## PROBLEM REQUIREMENTS
Leave the pictures out, and retype all of the material exactly as written.

## DATASET RECORDS

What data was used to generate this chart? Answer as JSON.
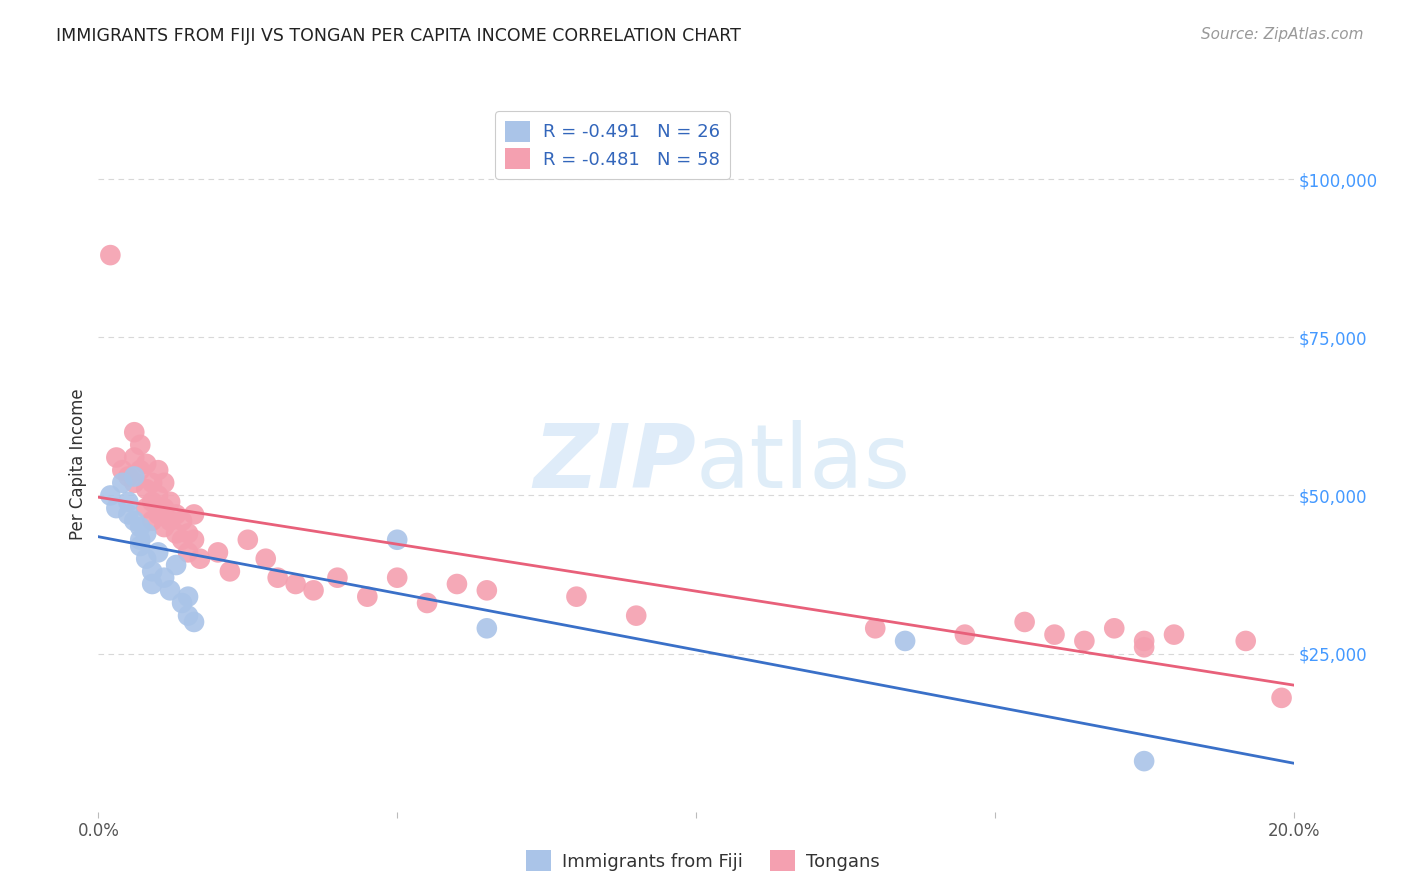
{
  "title": "IMMIGRANTS FROM FIJI VS TONGAN PER CAPITA INCOME CORRELATION CHART",
  "source": "Source: ZipAtlas.com",
  "ylabel": "Per Capita Income",
  "xlim": [
    0.0,
    0.2
  ],
  "ylim": [
    0,
    110000
  ],
  "yticks": [
    0,
    25000,
    50000,
    75000,
    100000
  ],
  "ytick_labels": [
    "",
    "$25,000",
    "$50,000",
    "$75,000",
    "$100,000"
  ],
  "xticks": [
    0.0,
    0.05,
    0.1,
    0.15,
    0.2
  ],
  "xtick_labels": [
    "0.0%",
    "",
    "",
    "",
    "20.0%"
  ],
  "background_color": "#ffffff",
  "grid_color": "#d8d8d8",
  "fiji_color": "#aac4e8",
  "tongan_color": "#f4a0b0",
  "fiji_line_color": "#3a70c8",
  "tongan_line_color": "#e8607a",
  "fiji_R": "-0.491",
  "fiji_N": "26",
  "tongan_R": "-0.481",
  "tongan_N": "58",
  "watermark_zip": "ZIP",
  "watermark_atlas": "atlas",
  "fiji_x": [
    0.002,
    0.003,
    0.004,
    0.005,
    0.005,
    0.006,
    0.006,
    0.007,
    0.007,
    0.007,
    0.008,
    0.008,
    0.009,
    0.009,
    0.01,
    0.011,
    0.012,
    0.013,
    0.014,
    0.015,
    0.015,
    0.016,
    0.05,
    0.065,
    0.135,
    0.175
  ],
  "fiji_y": [
    50000,
    48000,
    52000,
    49000,
    47000,
    53000,
    46000,
    45000,
    43000,
    42000,
    44000,
    40000,
    38000,
    36000,
    41000,
    37000,
    35000,
    39000,
    33000,
    31000,
    34000,
    30000,
    43000,
    29000,
    27000,
    8000
  ],
  "tongan_x": [
    0.002,
    0.003,
    0.004,
    0.005,
    0.006,
    0.006,
    0.006,
    0.007,
    0.007,
    0.008,
    0.008,
    0.008,
    0.009,
    0.009,
    0.009,
    0.01,
    0.01,
    0.01,
    0.011,
    0.011,
    0.011,
    0.012,
    0.012,
    0.013,
    0.013,
    0.014,
    0.014,
    0.015,
    0.015,
    0.016,
    0.016,
    0.017,
    0.02,
    0.022,
    0.025,
    0.028,
    0.03,
    0.033,
    0.036,
    0.04,
    0.045,
    0.05,
    0.055,
    0.06,
    0.065,
    0.08,
    0.09,
    0.13,
    0.145,
    0.155,
    0.16,
    0.165,
    0.17,
    0.175,
    0.175,
    0.18,
    0.192,
    0.198
  ],
  "tongan_y": [
    88000,
    56000,
    54000,
    53000,
    60000,
    56000,
    52000,
    58000,
    54000,
    55000,
    51000,
    48000,
    52000,
    49000,
    46000,
    54000,
    50000,
    47000,
    52000,
    48000,
    45000,
    49000,
    46000,
    47000,
    44000,
    46000,
    43000,
    44000,
    41000,
    47000,
    43000,
    40000,
    41000,
    38000,
    43000,
    40000,
    37000,
    36000,
    35000,
    37000,
    34000,
    37000,
    33000,
    36000,
    35000,
    34000,
    31000,
    29000,
    28000,
    30000,
    28000,
    27000,
    29000,
    27000,
    26000,
    28000,
    27000,
    18000
  ]
}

## FINISHED TASK
What data was used to generate this chart? Answer as JSON.
{
  "title": "IMMIGRANTS FROM FIJI VS TONGAN PER CAPITA INCOME CORRELATION CHART",
  "source": "Source: ZipAtlas.com",
  "ylabel": "Per Capita Income",
  "xlim": [
    0.0,
    0.2
  ],
  "ylim": [
    0,
    110000
  ],
  "yticks": [
    0,
    25000,
    50000,
    75000,
    100000
  ],
  "ytick_labels": [
    "",
    "$25,000",
    "$50,000",
    "$75,000",
    "$100,000"
  ],
  "xticks": [
    0.0,
    0.05,
    0.1,
    0.15,
    0.2
  ],
  "xtick_labels": [
    "0.0%",
    "",
    "",
    "",
    "20.0%"
  ],
  "background_color": "#ffffff",
  "grid_color": "#d8d8d8",
  "fiji_color": "#aac4e8",
  "tongan_color": "#f4a0b0",
  "fiji_line_color": "#3a70c8",
  "tongan_line_color": "#e8607a",
  "fiji_R": "-0.491",
  "fiji_N": "26",
  "tongan_R": "-0.481",
  "tongan_N": "58",
  "watermark_zip": "ZIP",
  "watermark_atlas": "atlas",
  "fiji_x": [
    0.002,
    0.003,
    0.004,
    0.005,
    0.005,
    0.006,
    0.006,
    0.007,
    0.007,
    0.007,
    0.008,
    0.008,
    0.009,
    0.009,
    0.01,
    0.011,
    0.012,
    0.013,
    0.014,
    0.015,
    0.015,
    0.016,
    0.05,
    0.065,
    0.135,
    0.175
  ],
  "fiji_y": [
    50000,
    48000,
    52000,
    49000,
    47000,
    53000,
    46000,
    45000,
    43000,
    42000,
    44000,
    40000,
    38000,
    36000,
    41000,
    37000,
    35000,
    39000,
    33000,
    31000,
    34000,
    30000,
    43000,
    29000,
    27000,
    8000
  ],
  "tongan_x": [
    0.002,
    0.003,
    0.004,
    0.005,
    0.006,
    0.006,
    0.006,
    0.007,
    0.007,
    0.008,
    0.008,
    0.008,
    0.009,
    0.009,
    0.009,
    0.01,
    0.01,
    0.01,
    0.011,
    0.011,
    0.011,
    0.012,
    0.012,
    0.013,
    0.013,
    0.014,
    0.014,
    0.015,
    0.015,
    0.016,
    0.016,
    0.017,
    0.02,
    0.022,
    0.025,
    0.028,
    0.03,
    0.033,
    0.036,
    0.04,
    0.045,
    0.05,
    0.055,
    0.06,
    0.065,
    0.08,
    0.09,
    0.13,
    0.145,
    0.155,
    0.16,
    0.165,
    0.17,
    0.175,
    0.175,
    0.18,
    0.192,
    0.198
  ],
  "tongan_y": [
    88000,
    56000,
    54000,
    53000,
    60000,
    56000,
    52000,
    58000,
    54000,
    55000,
    51000,
    48000,
    52000,
    49000,
    46000,
    54000,
    50000,
    47000,
    52000,
    48000,
    45000,
    49000,
    46000,
    47000,
    44000,
    46000,
    43000,
    44000,
    41000,
    47000,
    43000,
    40000,
    41000,
    38000,
    43000,
    40000,
    37000,
    36000,
    35000,
    37000,
    34000,
    37000,
    33000,
    36000,
    35000,
    34000,
    31000,
    29000,
    28000,
    30000,
    28000,
    27000,
    29000,
    27000,
    26000,
    28000,
    27000,
    18000
  ]
}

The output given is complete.